Short exercise
Select all lines with the string "name" in them, and copy those lines.
____ Supplied material
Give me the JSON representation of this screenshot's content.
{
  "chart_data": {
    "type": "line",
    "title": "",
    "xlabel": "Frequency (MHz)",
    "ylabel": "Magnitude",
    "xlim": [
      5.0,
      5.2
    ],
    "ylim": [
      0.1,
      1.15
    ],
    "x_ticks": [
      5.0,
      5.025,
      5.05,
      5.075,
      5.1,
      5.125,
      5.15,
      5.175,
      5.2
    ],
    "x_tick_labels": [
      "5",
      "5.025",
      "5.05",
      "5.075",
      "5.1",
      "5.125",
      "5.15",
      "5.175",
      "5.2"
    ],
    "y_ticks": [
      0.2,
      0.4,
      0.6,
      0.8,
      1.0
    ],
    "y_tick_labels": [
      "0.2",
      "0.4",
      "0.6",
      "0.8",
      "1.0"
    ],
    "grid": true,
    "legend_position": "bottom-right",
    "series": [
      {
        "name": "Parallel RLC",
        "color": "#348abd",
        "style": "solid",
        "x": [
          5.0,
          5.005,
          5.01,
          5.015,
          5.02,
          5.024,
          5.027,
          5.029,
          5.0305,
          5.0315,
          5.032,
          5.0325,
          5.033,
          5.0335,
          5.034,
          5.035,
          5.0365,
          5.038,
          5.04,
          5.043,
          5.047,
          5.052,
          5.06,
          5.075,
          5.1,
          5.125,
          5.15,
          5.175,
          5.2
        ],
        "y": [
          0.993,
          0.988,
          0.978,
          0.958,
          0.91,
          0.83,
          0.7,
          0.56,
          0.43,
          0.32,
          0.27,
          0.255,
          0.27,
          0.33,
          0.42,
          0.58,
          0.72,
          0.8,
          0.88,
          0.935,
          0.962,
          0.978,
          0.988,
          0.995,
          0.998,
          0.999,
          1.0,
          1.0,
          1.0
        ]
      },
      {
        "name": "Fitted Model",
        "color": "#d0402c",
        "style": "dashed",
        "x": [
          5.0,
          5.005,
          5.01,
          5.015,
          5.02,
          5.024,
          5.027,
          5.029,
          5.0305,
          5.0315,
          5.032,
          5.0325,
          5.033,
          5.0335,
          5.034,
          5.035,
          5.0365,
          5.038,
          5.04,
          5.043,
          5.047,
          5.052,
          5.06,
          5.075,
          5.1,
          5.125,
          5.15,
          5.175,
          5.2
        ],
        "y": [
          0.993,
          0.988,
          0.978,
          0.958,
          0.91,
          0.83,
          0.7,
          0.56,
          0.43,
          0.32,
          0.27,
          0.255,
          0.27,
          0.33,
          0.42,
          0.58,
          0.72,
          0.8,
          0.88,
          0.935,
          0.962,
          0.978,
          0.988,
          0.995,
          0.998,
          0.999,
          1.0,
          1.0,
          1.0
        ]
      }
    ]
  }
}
________
Result of the task
        "name": "Parallel RLC",
        "name": "Fitted Model",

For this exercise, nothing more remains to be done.